* _What you will do_: Scan the records below, and wherever a line has the word "from", pull it out.

Data records:
__________

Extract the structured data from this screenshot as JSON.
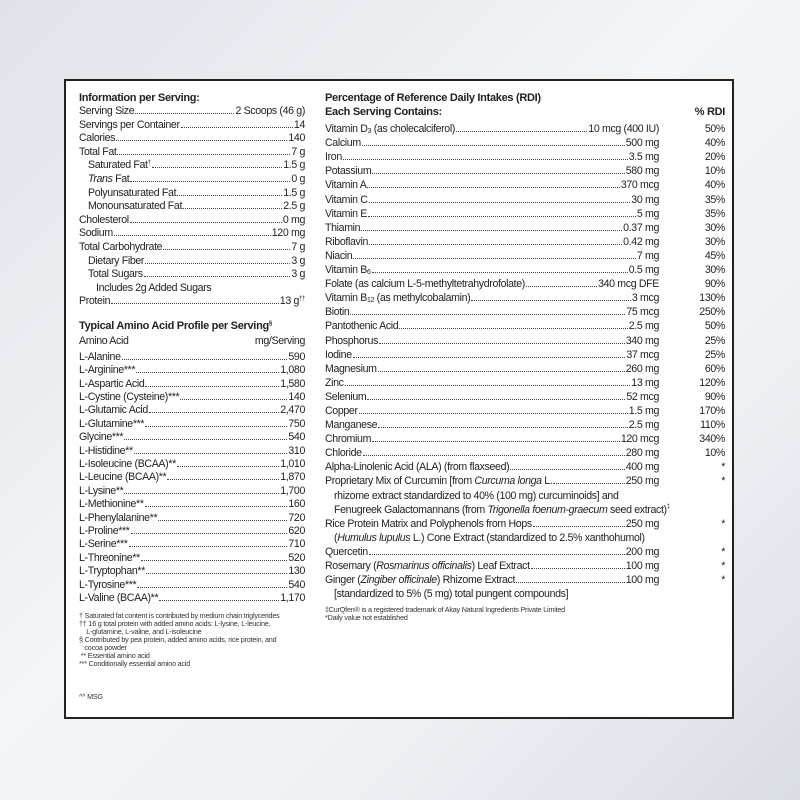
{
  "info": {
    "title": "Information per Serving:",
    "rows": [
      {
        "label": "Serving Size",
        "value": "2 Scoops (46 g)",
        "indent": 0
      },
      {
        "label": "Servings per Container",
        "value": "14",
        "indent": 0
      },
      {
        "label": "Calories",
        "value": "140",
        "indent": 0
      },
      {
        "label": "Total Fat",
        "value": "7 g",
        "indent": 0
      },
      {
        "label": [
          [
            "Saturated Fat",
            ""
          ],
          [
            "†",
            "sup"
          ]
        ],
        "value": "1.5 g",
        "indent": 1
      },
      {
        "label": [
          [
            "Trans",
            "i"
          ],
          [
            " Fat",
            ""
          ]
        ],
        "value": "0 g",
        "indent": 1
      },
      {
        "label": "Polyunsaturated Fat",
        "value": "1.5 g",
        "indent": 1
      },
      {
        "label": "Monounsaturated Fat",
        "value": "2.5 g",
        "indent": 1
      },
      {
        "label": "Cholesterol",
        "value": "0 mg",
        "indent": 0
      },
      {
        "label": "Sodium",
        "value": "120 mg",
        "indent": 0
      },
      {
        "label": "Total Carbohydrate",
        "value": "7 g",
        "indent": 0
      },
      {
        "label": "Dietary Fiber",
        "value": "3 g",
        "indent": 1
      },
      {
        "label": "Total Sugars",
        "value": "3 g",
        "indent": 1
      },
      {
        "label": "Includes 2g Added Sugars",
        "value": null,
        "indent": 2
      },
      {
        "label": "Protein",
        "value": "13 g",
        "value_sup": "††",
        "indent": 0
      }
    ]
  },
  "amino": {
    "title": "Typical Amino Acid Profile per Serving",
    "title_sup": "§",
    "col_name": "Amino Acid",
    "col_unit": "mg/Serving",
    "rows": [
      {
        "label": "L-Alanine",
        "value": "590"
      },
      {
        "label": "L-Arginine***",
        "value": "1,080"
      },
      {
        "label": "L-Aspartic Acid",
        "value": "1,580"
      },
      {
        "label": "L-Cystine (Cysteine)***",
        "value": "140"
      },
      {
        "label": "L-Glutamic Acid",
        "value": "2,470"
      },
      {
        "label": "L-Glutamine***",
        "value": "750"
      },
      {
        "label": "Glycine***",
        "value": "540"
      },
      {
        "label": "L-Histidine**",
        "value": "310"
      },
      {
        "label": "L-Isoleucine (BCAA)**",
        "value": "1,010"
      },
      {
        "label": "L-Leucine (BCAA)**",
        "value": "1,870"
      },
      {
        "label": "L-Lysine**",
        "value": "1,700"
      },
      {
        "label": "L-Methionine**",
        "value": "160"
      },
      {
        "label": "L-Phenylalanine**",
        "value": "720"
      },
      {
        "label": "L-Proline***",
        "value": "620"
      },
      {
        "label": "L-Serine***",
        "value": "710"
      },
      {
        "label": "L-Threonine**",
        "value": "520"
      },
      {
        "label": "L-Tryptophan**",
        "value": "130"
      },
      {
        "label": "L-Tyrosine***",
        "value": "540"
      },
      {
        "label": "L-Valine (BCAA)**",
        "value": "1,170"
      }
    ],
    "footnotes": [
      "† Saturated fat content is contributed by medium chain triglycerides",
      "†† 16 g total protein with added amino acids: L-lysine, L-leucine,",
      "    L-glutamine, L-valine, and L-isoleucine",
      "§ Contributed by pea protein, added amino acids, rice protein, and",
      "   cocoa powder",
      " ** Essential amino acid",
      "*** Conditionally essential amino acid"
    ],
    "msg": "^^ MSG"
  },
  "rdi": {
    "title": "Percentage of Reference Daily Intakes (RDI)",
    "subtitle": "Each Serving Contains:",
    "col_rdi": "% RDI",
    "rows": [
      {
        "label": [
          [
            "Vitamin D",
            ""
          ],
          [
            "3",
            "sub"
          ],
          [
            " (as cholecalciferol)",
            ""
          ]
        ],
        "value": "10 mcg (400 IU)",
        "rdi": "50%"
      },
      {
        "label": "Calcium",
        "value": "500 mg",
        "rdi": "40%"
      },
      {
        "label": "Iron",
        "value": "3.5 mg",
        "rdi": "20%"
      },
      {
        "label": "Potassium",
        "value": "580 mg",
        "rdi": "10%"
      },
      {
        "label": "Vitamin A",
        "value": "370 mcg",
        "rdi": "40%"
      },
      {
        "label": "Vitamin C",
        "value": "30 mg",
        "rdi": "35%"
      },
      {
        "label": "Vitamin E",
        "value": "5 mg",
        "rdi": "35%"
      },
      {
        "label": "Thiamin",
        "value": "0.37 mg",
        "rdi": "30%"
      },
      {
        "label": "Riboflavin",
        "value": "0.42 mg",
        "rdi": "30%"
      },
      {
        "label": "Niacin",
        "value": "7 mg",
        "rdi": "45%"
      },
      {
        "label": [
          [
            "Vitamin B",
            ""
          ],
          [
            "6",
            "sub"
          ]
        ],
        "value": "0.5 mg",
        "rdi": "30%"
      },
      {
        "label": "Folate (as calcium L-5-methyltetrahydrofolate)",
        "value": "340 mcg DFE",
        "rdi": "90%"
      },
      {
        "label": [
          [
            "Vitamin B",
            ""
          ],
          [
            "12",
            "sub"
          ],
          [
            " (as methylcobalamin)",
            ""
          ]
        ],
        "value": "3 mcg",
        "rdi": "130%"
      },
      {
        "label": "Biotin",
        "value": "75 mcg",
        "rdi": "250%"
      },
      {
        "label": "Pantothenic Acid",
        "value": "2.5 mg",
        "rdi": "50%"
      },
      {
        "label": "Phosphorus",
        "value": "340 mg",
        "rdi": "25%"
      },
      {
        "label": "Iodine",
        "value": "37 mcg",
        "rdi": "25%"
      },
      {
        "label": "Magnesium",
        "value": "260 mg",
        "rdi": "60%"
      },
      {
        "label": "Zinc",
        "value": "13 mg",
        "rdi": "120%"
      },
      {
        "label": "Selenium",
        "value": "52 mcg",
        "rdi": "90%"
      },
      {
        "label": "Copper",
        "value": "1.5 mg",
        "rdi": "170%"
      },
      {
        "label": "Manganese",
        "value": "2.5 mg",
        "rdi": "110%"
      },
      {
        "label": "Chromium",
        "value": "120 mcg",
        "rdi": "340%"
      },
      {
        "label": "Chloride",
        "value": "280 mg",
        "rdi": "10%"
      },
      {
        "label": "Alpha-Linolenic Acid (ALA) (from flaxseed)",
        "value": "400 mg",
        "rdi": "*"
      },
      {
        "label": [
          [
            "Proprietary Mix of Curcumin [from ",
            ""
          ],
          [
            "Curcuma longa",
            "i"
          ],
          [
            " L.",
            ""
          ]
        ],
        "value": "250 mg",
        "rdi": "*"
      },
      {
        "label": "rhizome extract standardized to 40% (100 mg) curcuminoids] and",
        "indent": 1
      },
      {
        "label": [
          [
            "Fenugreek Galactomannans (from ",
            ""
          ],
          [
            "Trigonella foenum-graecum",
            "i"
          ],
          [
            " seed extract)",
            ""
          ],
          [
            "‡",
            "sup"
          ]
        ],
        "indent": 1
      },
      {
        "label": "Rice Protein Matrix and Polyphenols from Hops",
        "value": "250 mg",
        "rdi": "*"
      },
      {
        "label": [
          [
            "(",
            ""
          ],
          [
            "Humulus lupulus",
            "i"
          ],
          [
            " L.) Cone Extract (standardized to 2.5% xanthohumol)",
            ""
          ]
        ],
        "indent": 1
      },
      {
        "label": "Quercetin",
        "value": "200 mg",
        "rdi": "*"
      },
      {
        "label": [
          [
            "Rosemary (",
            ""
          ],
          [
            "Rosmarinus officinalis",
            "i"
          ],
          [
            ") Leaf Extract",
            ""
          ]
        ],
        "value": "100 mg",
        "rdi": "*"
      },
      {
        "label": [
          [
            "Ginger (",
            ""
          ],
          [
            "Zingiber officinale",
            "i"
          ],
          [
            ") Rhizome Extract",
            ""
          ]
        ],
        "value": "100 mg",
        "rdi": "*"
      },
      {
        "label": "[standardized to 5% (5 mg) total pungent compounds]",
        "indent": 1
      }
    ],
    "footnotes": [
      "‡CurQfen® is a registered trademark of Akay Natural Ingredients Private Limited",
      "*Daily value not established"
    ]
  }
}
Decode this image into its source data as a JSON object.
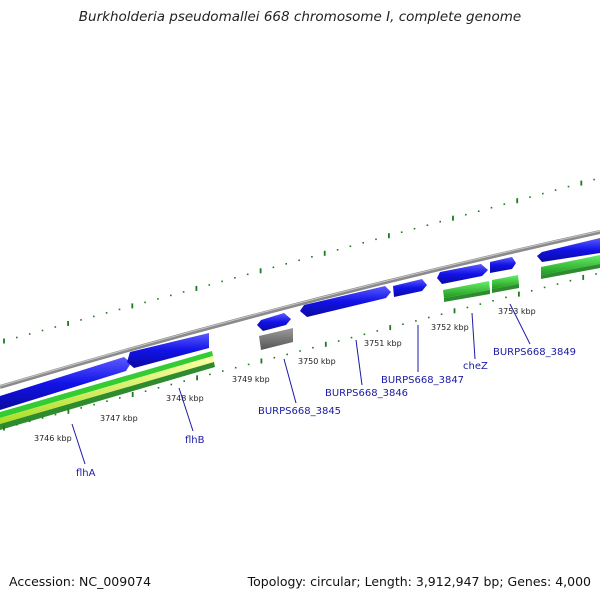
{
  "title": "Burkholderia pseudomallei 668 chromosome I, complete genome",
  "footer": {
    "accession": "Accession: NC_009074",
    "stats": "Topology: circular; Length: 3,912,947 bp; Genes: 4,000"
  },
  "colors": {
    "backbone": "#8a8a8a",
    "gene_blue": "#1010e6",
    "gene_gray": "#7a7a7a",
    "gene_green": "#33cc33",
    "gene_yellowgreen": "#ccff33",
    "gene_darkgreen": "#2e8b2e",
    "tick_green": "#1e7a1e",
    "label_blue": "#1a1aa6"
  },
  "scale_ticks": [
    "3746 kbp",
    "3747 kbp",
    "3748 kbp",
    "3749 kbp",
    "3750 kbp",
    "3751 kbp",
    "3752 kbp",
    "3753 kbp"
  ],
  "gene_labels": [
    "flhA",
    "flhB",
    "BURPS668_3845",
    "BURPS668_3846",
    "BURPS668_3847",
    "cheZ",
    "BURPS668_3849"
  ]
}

__________

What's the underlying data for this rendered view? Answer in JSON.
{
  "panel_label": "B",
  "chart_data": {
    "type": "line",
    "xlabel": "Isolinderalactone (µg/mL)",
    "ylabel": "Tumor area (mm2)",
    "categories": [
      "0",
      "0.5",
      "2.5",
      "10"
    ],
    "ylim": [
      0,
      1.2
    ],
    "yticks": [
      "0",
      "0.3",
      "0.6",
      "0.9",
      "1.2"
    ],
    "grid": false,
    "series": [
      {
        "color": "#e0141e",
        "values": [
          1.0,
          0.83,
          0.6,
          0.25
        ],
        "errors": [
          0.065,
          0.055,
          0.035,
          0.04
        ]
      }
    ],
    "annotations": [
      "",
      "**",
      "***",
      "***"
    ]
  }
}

__________

* _Your solution_:
Extract the structured data from this screenshot as JSON.
        "label": "Alpha-Linolenic Acid (ALA) (from flaxseed)",
            "Proprietary Mix of Curcumin [from ",
            "Fenugreek Galactomannans (from ",
        "label": "Rice Protein Matrix and Polyphenols from Hops",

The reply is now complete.